Short task: Omit any picture, and return the remaining data exactly as written.

[START Extracted information]

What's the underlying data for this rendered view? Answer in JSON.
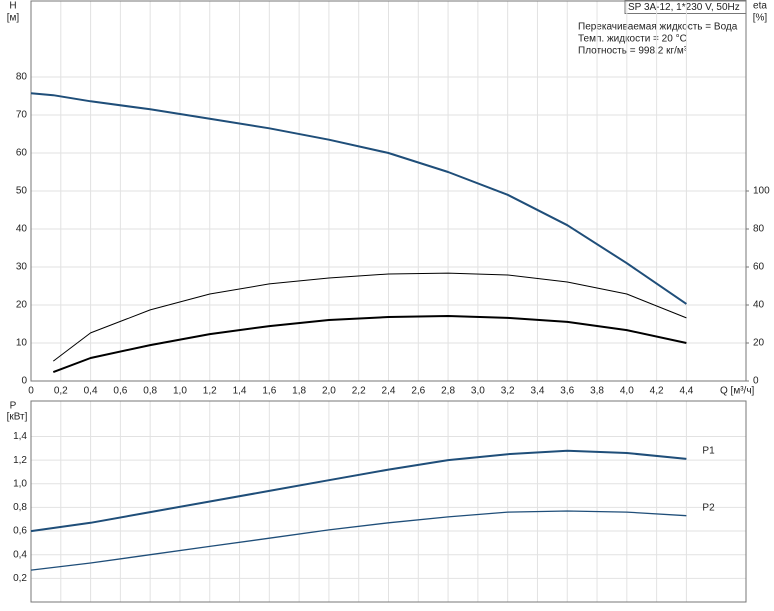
{
  "chart_data": [
    {
      "type": "line",
      "title": "SP 3A-12, 1*230 V, 50Hz",
      "notes": [
        "Перекачиваемая жидкость = Вода",
        "Темп. жидкости = 20 °C",
        "Плотность = 998.2 кг/м³"
      ],
      "ylabel": [
        "H",
        "[м]"
      ],
      "y2label": [
        "eta",
        "[%]"
      ],
      "xlabel": "Q [м³/ч]",
      "x": [
        0,
        0.15,
        0.4,
        0.8,
        1.2,
        1.6,
        2.0,
        2.4,
        2.8,
        3.2,
        3.6,
        4.0,
        4.4
      ],
      "xlim": [
        0,
        4.8
      ],
      "ylim": [
        0,
        100
      ],
      "y2lim": [
        0,
        200
      ],
      "grid": true,
      "xticks": [
        0,
        {
          "value": 0.2,
          "label": "0,2"
        },
        {
          "value": 0.4,
          "label": "0,4"
        },
        {
          "value": 0.6,
          "label": "0,6"
        },
        {
          "value": 0.8,
          "label": "0,8"
        },
        {
          "value": 1.0,
          "label": "1,0"
        },
        {
          "value": 1.2,
          "label": "1,2"
        },
        {
          "value": 1.4,
          "label": "1,4"
        },
        {
          "value": 1.6,
          "label": "1,6"
        },
        {
          "value": 1.8,
          "label": "1,8"
        },
        {
          "value": 2.0,
          "label": "2,0"
        },
        {
          "value": 2.2,
          "label": "2,2"
        },
        {
          "value": 2.4,
          "label": "2,4"
        },
        {
          "value": 2.6,
          "label": "2,6"
        },
        {
          "value": 2.8,
          "label": "2,8"
        },
        {
          "value": 3.0,
          "label": "3,0"
        },
        {
          "value": 3.2,
          "label": "3,2"
        },
        {
          "value": 3.4,
          "label": "3,4"
        },
        {
          "value": 3.6,
          "label": "3,6"
        },
        {
          "value": 3.8,
          "label": "3,8"
        },
        {
          "value": 4.0,
          "label": "4,0"
        },
        {
          "value": 4.2,
          "label": "4,2"
        },
        {
          "value": 4.4,
          "label": "4,4"
        }
      ],
      "yticks": [
        0,
        10,
        20,
        30,
        40,
        50,
        60,
        70,
        80
      ],
      "y2ticks": [
        0,
        20,
        40,
        60,
        80,
        100
      ],
      "series": [
        {
          "color": "#1f4e79",
          "line_width": 2,
          "values": [
            75.7,
            75.2,
            73.6,
            71.5,
            69,
            66.5,
            63.5,
            60,
            55,
            49,
            41,
            31,
            20.3
          ]
        },
        {
          "color": "#000000",
          "line_width": 1,
          "axis": "y2",
          "values": [
            null,
            10.5,
            25.3,
            37.4,
            45.8,
            51.1,
            54.2,
            56.3,
            56.8,
            55.8,
            52.1,
            45.8,
            33.2
          ]
        },
        {
          "color": "#000000",
          "line_width": 2,
          "axis": "y2",
          "values": [
            null,
            4.7,
            12.1,
            18.9,
            24.7,
            28.9,
            32.1,
            33.7,
            34.2,
            33.2,
            31.1,
            26.8,
            20
          ]
        }
      ]
    },
    {
      "type": "line",
      "ylabel": [
        "P",
        "[кВт]"
      ],
      "x": [
        0,
        0.4,
        0.8,
        1.2,
        1.6,
        2.0,
        2.4,
        2.8,
        3.2,
        3.6,
        4.0,
        4.4
      ],
      "xlim": [
        0,
        4.8
      ],
      "ylim": [
        0,
        1.7
      ],
      "grid": true,
      "yticks": [
        {
          "value": 0.2,
          "label": "0,2"
        },
        {
          "value": 0.4,
          "label": "0,4"
        },
        {
          "value": 0.6,
          "label": "0,6"
        },
        {
          "value": 0.8,
          "label": "0,8"
        },
        {
          "value": 1.0,
          "label": "1,0"
        },
        {
          "value": 1.2,
          "label": "1,2"
        },
        {
          "value": 1.4,
          "label": "1,4"
        }
      ],
      "series": [
        {
          "name": "P1",
          "color": "#1f4e79",
          "line_width": 2,
          "values": [
            0.6,
            0.67,
            0.76,
            0.85,
            0.94,
            1.03,
            1.12,
            1.2,
            1.25,
            1.28,
            1.26,
            1.21
          ]
        },
        {
          "name": "P2",
          "color": "#1f4e79",
          "line_width": 1.3,
          "values": [
            0.27,
            0.33,
            0.4,
            0.47,
            0.54,
            0.61,
            0.67,
            0.72,
            0.76,
            0.77,
            0.76,
            0.73
          ]
        }
      ]
    }
  ]
}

[END Extracted information]

Solution to this problem:
What's the underlying data for this rendered view? Answer in JSON.
{
  "chart_data": [
    {
      "type": "line",
      "title": "SP 3A-12, 1*230 V, 50Hz",
      "notes": [
        "Перекачиваемая жидкость = Вода",
        "Темп. жидкости = 20 °C",
        "Плотность = 998.2 кг/м³"
      ],
      "ylabel": [
        "H",
        "[м]"
      ],
      "y2label": [
        "eta",
        "[%]"
      ],
      "xlabel": "Q [м³/ч]",
      "x": [
        0,
        0.15,
        0.4,
        0.8,
        1.2,
        1.6,
        2.0,
        2.4,
        2.8,
        3.2,
        3.6,
        4.0,
        4.4
      ],
      "xlim": [
        0,
        4.8
      ],
      "ylim": [
        0,
        100
      ],
      "y2lim": [
        0,
        200
      ],
      "grid": true,
      "xticks": [
        0,
        {
          "value": 0.2,
          "label": "0,2"
        },
        {
          "value": 0.4,
          "label": "0,4"
        },
        {
          "value": 0.6,
          "label": "0,6"
        },
        {
          "value": 0.8,
          "label": "0,8"
        },
        {
          "value": 1.0,
          "label": "1,0"
        },
        {
          "value": 1.2,
          "label": "1,2"
        },
        {
          "value": 1.4,
          "label": "1,4"
        },
        {
          "value": 1.6,
          "label": "1,6"
        },
        {
          "value": 1.8,
          "label": "1,8"
        },
        {
          "value": 2.0,
          "label": "2,0"
        },
        {
          "value": 2.2,
          "label": "2,2"
        },
        {
          "value": 2.4,
          "label": "2,4"
        },
        {
          "value": 2.6,
          "label": "2,6"
        },
        {
          "value": 2.8,
          "label": "2,8"
        },
        {
          "value": 3.0,
          "label": "3,0"
        },
        {
          "value": 3.2,
          "label": "3,2"
        },
        {
          "value": 3.4,
          "label": "3,4"
        },
        {
          "value": 3.6,
          "label": "3,6"
        },
        {
          "value": 3.8,
          "label": "3,8"
        },
        {
          "value": 4.0,
          "label": "4,0"
        },
        {
          "value": 4.2,
          "label": "4,2"
        },
        {
          "value": 4.4,
          "label": "4,4"
        }
      ],
      "yticks": [
        0,
        10,
        20,
        30,
        40,
        50,
        60,
        70,
        80
      ],
      "y2ticks": [
        0,
        20,
        40,
        60,
        80,
        100
      ],
      "series": [
        {
          "color": "#1f4e79",
          "line_width": 2,
          "values": [
            75.7,
            75.2,
            73.6,
            71.5,
            69,
            66.5,
            63.5,
            60,
            55,
            49,
            41,
            31,
            20.3
          ]
        },
        {
          "color": "#000000",
          "line_width": 1,
          "axis": "y2",
          "values": [
            null,
            10.5,
            25.3,
            37.4,
            45.8,
            51.1,
            54.2,
            56.3,
            56.8,
            55.8,
            52.1,
            45.8,
            33.2
          ]
        },
        {
          "color": "#000000",
          "line_width": 2,
          "axis": "y2",
          "values": [
            null,
            4.7,
            12.1,
            18.9,
            24.7,
            28.9,
            32.1,
            33.7,
            34.2,
            33.2,
            31.1,
            26.8,
            20
          ]
        }
      ]
    },
    {
      "type": "line",
      "ylabel": [
        "P",
        "[кВт]"
      ],
      "x": [
        0,
        0.4,
        0.8,
        1.2,
        1.6,
        2.0,
        2.4,
        2.8,
        3.2,
        3.6,
        4.0,
        4.4
      ],
      "xlim": [
        0,
        4.8
      ],
      "ylim": [
        0,
        1.7
      ],
      "grid": true,
      "yticks": [
        {
          "value": 0.2,
          "label": "0,2"
        },
        {
          "value": 0.4,
          "label": "0,4"
        },
        {
          "value": 0.6,
          "label": "0,6"
        },
        {
          "value": 0.8,
          "label": "0,8"
        },
        {
          "value": 1.0,
          "label": "1,0"
        },
        {
          "value": 1.2,
          "label": "1,2"
        },
        {
          "value": 1.4,
          "label": "1,4"
        }
      ],
      "series": [
        {
          "name": "P1",
          "color": "#1f4e79",
          "line_width": 2,
          "values": [
            0.6,
            0.67,
            0.76,
            0.85,
            0.94,
            1.03,
            1.12,
            1.2,
            1.25,
            1.28,
            1.26,
            1.21
          ]
        },
        {
          "name": "P2",
          "color": "#1f4e79",
          "line_width": 1.3,
          "values": [
            0.27,
            0.33,
            0.4,
            0.47,
            0.54,
            0.61,
            0.67,
            0.72,
            0.76,
            0.77,
            0.76,
            0.73
          ]
        }
      ]
    }
  ]
}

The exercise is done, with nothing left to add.